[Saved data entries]
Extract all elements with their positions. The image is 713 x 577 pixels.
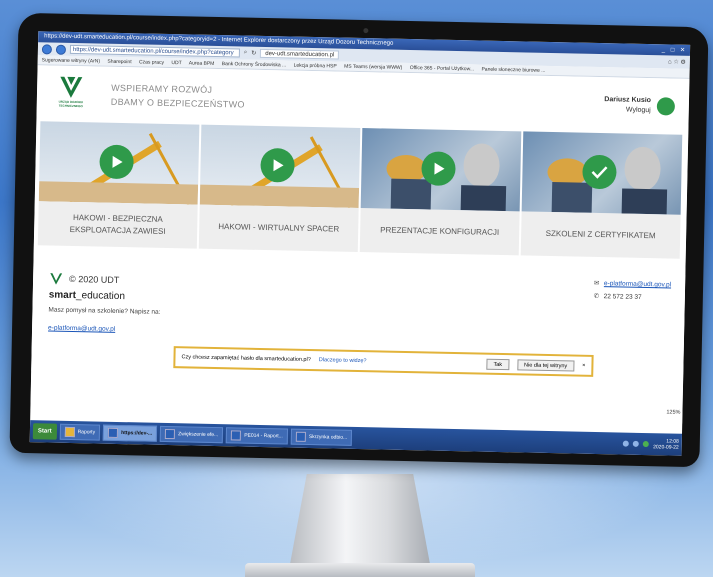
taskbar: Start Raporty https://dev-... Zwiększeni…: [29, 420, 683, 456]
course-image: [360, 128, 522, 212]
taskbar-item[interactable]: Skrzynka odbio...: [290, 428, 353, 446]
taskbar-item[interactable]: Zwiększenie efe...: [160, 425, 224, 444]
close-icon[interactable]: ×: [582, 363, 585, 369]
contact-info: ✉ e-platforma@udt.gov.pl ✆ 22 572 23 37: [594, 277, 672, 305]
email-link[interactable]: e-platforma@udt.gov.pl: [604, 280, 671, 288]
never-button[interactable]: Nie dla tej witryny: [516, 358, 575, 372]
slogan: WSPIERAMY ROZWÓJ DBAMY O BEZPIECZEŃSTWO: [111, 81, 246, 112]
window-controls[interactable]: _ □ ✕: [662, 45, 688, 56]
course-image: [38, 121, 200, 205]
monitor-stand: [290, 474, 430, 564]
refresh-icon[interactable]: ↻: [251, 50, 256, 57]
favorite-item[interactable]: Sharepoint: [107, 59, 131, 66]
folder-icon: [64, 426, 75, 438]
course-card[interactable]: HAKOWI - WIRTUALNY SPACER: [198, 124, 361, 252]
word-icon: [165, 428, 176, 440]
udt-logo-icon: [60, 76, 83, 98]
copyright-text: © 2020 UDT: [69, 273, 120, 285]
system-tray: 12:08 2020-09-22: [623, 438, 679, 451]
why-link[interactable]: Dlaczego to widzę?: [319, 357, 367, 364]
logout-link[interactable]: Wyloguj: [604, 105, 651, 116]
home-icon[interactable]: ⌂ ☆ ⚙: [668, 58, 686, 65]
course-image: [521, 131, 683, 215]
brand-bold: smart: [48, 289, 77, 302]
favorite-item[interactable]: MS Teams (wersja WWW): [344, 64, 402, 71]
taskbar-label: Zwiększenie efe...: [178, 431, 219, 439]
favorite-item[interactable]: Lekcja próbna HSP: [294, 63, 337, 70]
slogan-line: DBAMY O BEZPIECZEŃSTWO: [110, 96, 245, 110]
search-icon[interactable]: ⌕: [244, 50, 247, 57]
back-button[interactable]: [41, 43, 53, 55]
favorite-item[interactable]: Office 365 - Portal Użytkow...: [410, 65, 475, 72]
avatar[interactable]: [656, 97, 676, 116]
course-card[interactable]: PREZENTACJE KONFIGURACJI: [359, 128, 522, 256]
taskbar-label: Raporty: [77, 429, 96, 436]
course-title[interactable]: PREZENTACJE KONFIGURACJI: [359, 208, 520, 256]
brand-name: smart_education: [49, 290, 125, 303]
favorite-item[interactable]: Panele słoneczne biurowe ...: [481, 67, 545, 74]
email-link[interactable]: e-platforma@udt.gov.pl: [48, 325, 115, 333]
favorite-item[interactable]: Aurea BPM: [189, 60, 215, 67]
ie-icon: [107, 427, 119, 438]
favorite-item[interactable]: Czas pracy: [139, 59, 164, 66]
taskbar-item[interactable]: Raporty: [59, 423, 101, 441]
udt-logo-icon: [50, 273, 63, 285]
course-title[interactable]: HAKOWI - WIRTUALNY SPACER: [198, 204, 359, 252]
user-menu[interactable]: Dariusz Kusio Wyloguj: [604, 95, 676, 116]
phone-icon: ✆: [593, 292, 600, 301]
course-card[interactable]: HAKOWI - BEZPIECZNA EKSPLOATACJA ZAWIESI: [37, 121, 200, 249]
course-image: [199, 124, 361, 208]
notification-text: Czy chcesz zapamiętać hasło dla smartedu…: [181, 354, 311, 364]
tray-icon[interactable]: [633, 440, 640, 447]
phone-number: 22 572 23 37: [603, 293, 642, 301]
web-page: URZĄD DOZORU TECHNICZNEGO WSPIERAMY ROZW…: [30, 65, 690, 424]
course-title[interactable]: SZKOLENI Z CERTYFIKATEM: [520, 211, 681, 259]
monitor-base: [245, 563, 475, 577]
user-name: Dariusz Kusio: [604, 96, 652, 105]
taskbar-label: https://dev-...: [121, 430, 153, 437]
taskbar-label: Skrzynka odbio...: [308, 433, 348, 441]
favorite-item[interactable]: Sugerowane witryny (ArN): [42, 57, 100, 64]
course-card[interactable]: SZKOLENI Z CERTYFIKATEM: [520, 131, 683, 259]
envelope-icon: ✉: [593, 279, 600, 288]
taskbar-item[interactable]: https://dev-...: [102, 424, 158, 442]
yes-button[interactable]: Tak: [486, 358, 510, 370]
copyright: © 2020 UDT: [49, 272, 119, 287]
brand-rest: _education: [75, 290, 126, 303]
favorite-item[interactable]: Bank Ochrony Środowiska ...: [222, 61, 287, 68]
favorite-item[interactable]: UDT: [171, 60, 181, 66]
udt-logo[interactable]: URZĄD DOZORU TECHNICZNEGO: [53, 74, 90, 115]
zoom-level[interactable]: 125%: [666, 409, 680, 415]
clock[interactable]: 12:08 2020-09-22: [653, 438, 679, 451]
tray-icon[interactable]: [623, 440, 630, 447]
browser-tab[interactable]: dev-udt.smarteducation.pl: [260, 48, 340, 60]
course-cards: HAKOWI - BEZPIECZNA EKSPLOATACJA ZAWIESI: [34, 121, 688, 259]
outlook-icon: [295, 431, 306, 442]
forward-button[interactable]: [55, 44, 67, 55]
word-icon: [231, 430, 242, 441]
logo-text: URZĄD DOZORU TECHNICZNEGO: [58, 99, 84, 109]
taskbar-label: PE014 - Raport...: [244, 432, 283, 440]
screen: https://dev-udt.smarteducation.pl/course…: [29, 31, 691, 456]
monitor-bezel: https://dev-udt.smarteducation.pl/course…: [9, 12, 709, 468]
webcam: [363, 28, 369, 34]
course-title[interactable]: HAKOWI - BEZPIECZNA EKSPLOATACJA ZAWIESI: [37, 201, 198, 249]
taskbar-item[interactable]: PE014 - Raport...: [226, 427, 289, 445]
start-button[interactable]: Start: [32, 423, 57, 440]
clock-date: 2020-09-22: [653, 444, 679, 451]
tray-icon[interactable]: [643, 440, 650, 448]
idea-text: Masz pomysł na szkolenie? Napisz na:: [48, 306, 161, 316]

## TASK DIRECTIONS
Reproduce all of the saved data above line for line, without changing any text and without including the pictures.

## ANSWER TO THE PROBLEM
Extract all elements with their positions. The image is 713 x 577 pixels.
taskbar: Start Raporty https://dev-... Zwiększeni…: [29, 420, 683, 456]
course-image: [360, 128, 522, 212]
taskbar-item[interactable]: Skrzynka odbio...: [290, 428, 353, 446]
taskbar-item[interactable]: Zwiększenie efe...: [160, 425, 224, 444]
close-icon[interactable]: ×: [582, 363, 585, 369]
contact-info: ✉ e-platforma@udt.gov.pl ✆ 22 572 23 37: [594, 277, 672, 305]
email-link[interactable]: e-platforma@udt.gov.pl: [604, 280, 671, 288]
never-button[interactable]: Nie dla tej witryny: [516, 358, 575, 372]
slogan: WSPIERAMY ROZWÓJ DBAMY O BEZPIECZEŃSTWO: [111, 81, 246, 112]
window-controls[interactable]: _ □ ✕: [662, 45, 688, 56]
course-image: [38, 121, 200, 205]
monitor-stand: [290, 474, 430, 564]
refresh-icon[interactable]: ↻: [251, 50, 256, 57]
favorite-item[interactable]: Sharepoint: [107, 59, 131, 66]
folder-icon: [64, 426, 75, 438]
course-card[interactable]: HAKOWI - WIRTUALNY SPACER: [198, 124, 361, 252]
word-icon: [165, 428, 176, 440]
udt-logo-icon: [60, 76, 83, 98]
copyright-text: © 2020 UDT: [69, 273, 120, 285]
system-tray: 12:08 2020-09-22: [623, 438, 679, 451]
why-link[interactable]: Dlaczego to widzę?: [319, 357, 367, 364]
logout-link[interactable]: Wyloguj: [604, 105, 651, 116]
home-icon[interactable]: ⌂ ☆ ⚙: [668, 58, 686, 65]
course-image: [521, 131, 683, 215]
brand-bold: smart: [48, 289, 77, 302]
favorite-item[interactable]: MS Teams (wersja WWW): [344, 64, 402, 71]
taskbar-label: Zwiększenie efe...: [178, 431, 219, 439]
favorite-item[interactable]: Lekcja próbna HSP: [294, 63, 337, 70]
slogan-line: DBAMY O BEZPIECZEŃSTWO: [110, 96, 245, 110]
search-icon[interactable]: ⌕: [244, 50, 247, 57]
back-button[interactable]: [41, 43, 53, 55]
favorite-item[interactable]: Office 365 - Portal Użytkow...: [410, 65, 475, 72]
avatar[interactable]: [656, 97, 676, 116]
course-card[interactable]: PREZENTACJE KONFIGURACJI: [359, 128, 522, 256]
taskbar-label: Raporty: [77, 429, 96, 436]
course-title[interactable]: PREZENTACJE KONFIGURACJI: [359, 208, 520, 256]
brand-name: smart_education: [49, 290, 125, 303]
favorite-item[interactable]: Panele słoneczne biurowe ...: [481, 67, 545, 74]
email-link[interactable]: e-platforma@udt.gov.pl: [48, 325, 115, 333]
favorite-item[interactable]: Aurea BPM: [189, 60, 215, 67]
ie-icon: [107, 427, 119, 438]
favorite-item[interactable]: Czas pracy: [139, 59, 164, 66]
taskbar-item[interactable]: Raporty: [59, 423, 101, 441]
udt-logo-icon: [50, 273, 63, 285]
course-title[interactable]: HAKOWI - WIRTUALNY SPACER: [198, 204, 359, 252]
user-menu[interactable]: Dariusz Kusio Wyloguj: [604, 95, 676, 116]
phone-icon: ✆: [593, 292, 600, 301]
course-card[interactable]: HAKOWI - BEZPIECZNA EKSPLOATACJA ZAWIESI: [37, 121, 200, 249]
course-image: [199, 124, 361, 208]
notification-text: Czy chcesz zapamiętać hasło dla smartedu…: [181, 354, 311, 364]
tray-icon[interactable]: [633, 440, 640, 447]
phone-number: 22 572 23 37: [603, 293, 642, 301]
web-page: URZĄD DOZORU TECHNICZNEGO WSPIERAMY ROZW…: [30, 65, 690, 424]
course-title[interactable]: SZKOLENI Z CERTYFIKATEM: [520, 211, 681, 259]
monitor-base: [245, 563, 475, 577]
user-name: Dariusz Kusio: [604, 96, 652, 105]
taskbar-label: https://dev-...: [121, 430, 153, 437]
taskbar-label: Skrzynka odbio...: [308, 433, 348, 441]
favorite-item[interactable]: Sugerowane witryny (ArN): [42, 57, 100, 64]
course-card[interactable]: SZKOLENI Z CERTYFIKATEM: [520, 131, 683, 259]
envelope-icon: ✉: [593, 279, 600, 288]
taskbar-item[interactable]: https://dev-...: [102, 424, 158, 442]
yes-button[interactable]: Tak: [486, 358, 510, 370]
copyright: © 2020 UDT: [49, 272, 119, 287]
brand-rest: _education: [75, 290, 126, 303]
favorite-item[interactable]: Bank Ochrony Środowiska ...: [222, 61, 287, 68]
favorite-item[interactable]: UDT: [171, 60, 181, 66]
udt-logo[interactable]: URZĄD DOZORU TECHNICZNEGO: [53, 74, 90, 115]
zoom-level[interactable]: 125%: [666, 409, 680, 415]
clock[interactable]: 12:08 2020-09-22: [653, 438, 679, 451]
tray-icon[interactable]: [623, 440, 630, 447]
browser-tab[interactable]: dev-udt.smarteducation.pl: [260, 48, 340, 60]
course-cards: HAKOWI - BEZPIECZNA EKSPLOATACJA ZAWIESI: [34, 121, 688, 259]
outlook-icon: [295, 431, 306, 442]
forward-button[interactable]: [55, 44, 67, 55]
word-icon: [231, 430, 242, 441]
logo-text: URZĄD DOZORU TECHNICZNEGO: [58, 99, 84, 109]
taskbar-label: PE014 - Raport...: [244, 432, 283, 440]
screen: https://dev-udt.smarteducation.pl/course…: [29, 31, 691, 456]
monitor-bezel: https://dev-udt.smarteducation.pl/course…: [9, 12, 709, 468]
webcam: [363, 28, 369, 34]
course-title[interactable]: HAKOWI - BEZPIECZNA EKSPLOATACJA ZAWIESI: [37, 201, 198, 249]
taskbar-item[interactable]: PE014 - Raport...: [226, 427, 289, 445]
start-button[interactable]: Start: [32, 423, 57, 440]
clock-date: 2020-09-22: [653, 444, 679, 451]
tray-icon[interactable]: [643, 440, 650, 448]
idea-text: Masz pomysł na szkolenie? Napisz na:: [48, 306, 161, 316]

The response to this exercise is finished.